» Challenge
Count every line below in which "your" occurs, then give only the count.

» Material for the task

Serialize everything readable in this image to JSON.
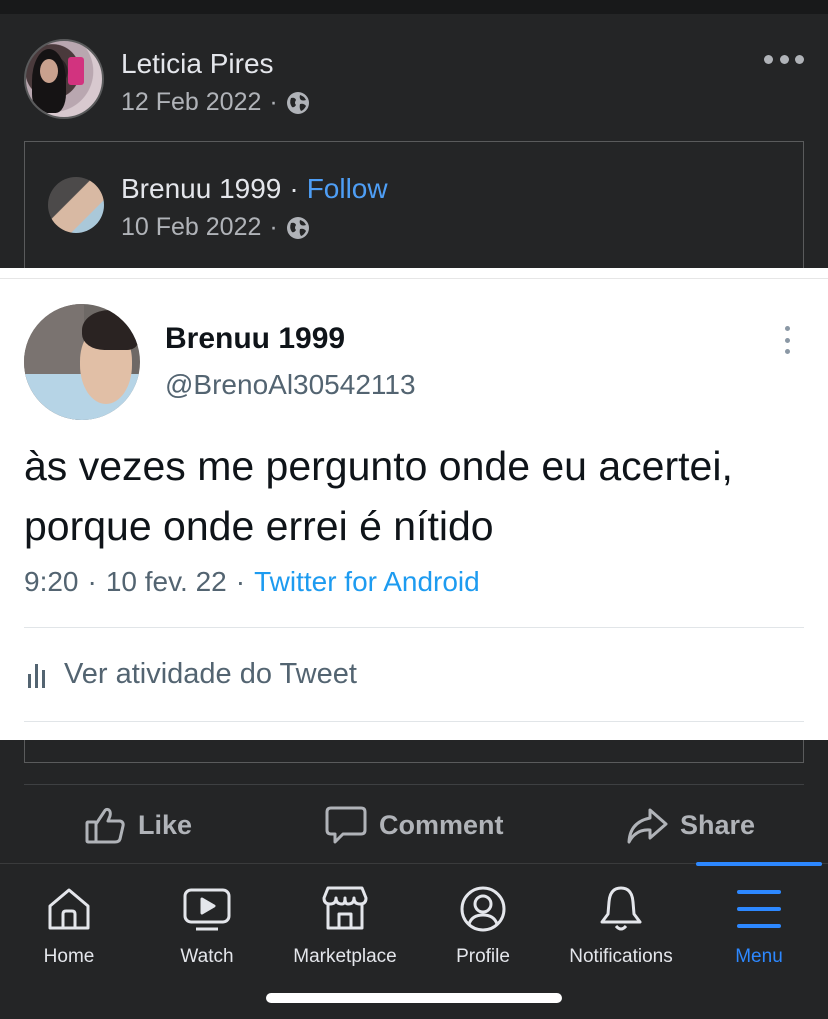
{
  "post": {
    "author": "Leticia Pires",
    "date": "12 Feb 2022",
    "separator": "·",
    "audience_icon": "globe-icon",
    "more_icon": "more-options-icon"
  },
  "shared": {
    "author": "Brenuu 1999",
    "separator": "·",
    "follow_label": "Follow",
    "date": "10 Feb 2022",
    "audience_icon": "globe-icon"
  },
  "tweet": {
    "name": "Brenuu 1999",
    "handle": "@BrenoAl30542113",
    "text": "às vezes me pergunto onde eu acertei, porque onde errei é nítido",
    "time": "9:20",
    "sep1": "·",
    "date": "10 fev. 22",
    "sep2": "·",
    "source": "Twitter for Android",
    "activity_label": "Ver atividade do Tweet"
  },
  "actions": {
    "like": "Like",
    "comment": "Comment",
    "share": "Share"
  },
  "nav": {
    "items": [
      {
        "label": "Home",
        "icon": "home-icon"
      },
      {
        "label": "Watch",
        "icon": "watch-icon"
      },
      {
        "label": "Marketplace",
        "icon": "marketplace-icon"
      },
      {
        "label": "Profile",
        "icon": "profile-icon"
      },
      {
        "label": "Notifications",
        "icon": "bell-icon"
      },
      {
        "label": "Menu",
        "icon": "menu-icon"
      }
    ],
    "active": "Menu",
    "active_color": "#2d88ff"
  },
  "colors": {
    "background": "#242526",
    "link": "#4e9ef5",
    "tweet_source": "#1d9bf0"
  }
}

---

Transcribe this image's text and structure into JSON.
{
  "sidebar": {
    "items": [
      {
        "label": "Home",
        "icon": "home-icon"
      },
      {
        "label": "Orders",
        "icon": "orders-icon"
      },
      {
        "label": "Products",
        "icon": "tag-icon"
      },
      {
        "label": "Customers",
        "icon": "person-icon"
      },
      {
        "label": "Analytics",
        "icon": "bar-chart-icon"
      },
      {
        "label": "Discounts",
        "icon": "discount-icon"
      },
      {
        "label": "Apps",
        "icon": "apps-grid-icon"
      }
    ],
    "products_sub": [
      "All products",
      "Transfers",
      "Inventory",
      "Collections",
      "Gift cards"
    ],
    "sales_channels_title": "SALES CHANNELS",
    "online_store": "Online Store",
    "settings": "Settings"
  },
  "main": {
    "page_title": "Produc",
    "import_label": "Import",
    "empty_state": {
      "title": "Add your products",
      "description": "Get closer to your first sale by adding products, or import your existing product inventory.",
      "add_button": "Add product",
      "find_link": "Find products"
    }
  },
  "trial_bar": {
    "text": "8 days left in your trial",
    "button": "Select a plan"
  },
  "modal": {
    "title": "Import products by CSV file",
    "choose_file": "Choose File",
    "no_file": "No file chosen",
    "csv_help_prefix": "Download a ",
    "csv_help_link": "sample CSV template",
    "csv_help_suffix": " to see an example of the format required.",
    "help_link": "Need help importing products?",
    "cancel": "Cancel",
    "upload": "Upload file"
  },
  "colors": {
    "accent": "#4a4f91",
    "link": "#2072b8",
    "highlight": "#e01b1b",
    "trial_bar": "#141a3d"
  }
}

» The output
3